→ Extracted records
** begin **

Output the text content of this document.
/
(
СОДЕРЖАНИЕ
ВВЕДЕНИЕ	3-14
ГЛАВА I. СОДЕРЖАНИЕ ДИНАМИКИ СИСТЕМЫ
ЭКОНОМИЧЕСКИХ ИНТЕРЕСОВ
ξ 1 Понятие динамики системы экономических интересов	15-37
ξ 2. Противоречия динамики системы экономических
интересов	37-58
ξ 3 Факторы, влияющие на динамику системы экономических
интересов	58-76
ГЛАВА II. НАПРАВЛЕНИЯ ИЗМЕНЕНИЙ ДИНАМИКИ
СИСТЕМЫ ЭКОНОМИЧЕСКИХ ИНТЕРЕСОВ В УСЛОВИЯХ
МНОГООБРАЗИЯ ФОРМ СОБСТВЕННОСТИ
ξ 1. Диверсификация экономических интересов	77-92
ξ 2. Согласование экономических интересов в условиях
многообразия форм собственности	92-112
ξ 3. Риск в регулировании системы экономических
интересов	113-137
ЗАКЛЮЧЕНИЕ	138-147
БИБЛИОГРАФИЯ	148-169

** end **

→ Exercise
Transcribe each entry precisely, missing none.

→ Answer for this exercise
Output the text content of this document.
/
(
СОДЕРЖАНИЕ
ВВЕДЕНИЕ	3-14
ГЛАВА I. СОДЕРЖАНИЕ ДИНАМИКИ СИСТЕМЫ
ЭКОНОМИЧЕСКИХ ИНТЕРЕСОВ
ξ 1 Понятие динамики системы экономических интересов	15-37
ξ 2. Противоречия динамики системы экономических
интересов	37-58
ξ 3 Факторы, влияющие на динамику системы экономических
интересов	58-76
ГЛАВА II. НАПРАВЛЕНИЯ ИЗМЕНЕНИЙ ДИНАМИКИ
СИСТЕМЫ ЭКОНОМИЧЕСКИХ ИНТЕРЕСОВ В УСЛОВИЯХ
МНОГООБРАЗИЯ ФОРМ СОБСТВЕННОСТИ
ξ 1. Диверсификация экономических интересов	77-92
ξ 2. Согласование экономических интересов в условиях
многообразия форм собственности	92-112
ξ 3. Риск в регулировании системы экономических
интересов	113-137
ЗАКЛЮЧЕНИЕ	138-147
БИБЛИОГРАФИЯ	148-169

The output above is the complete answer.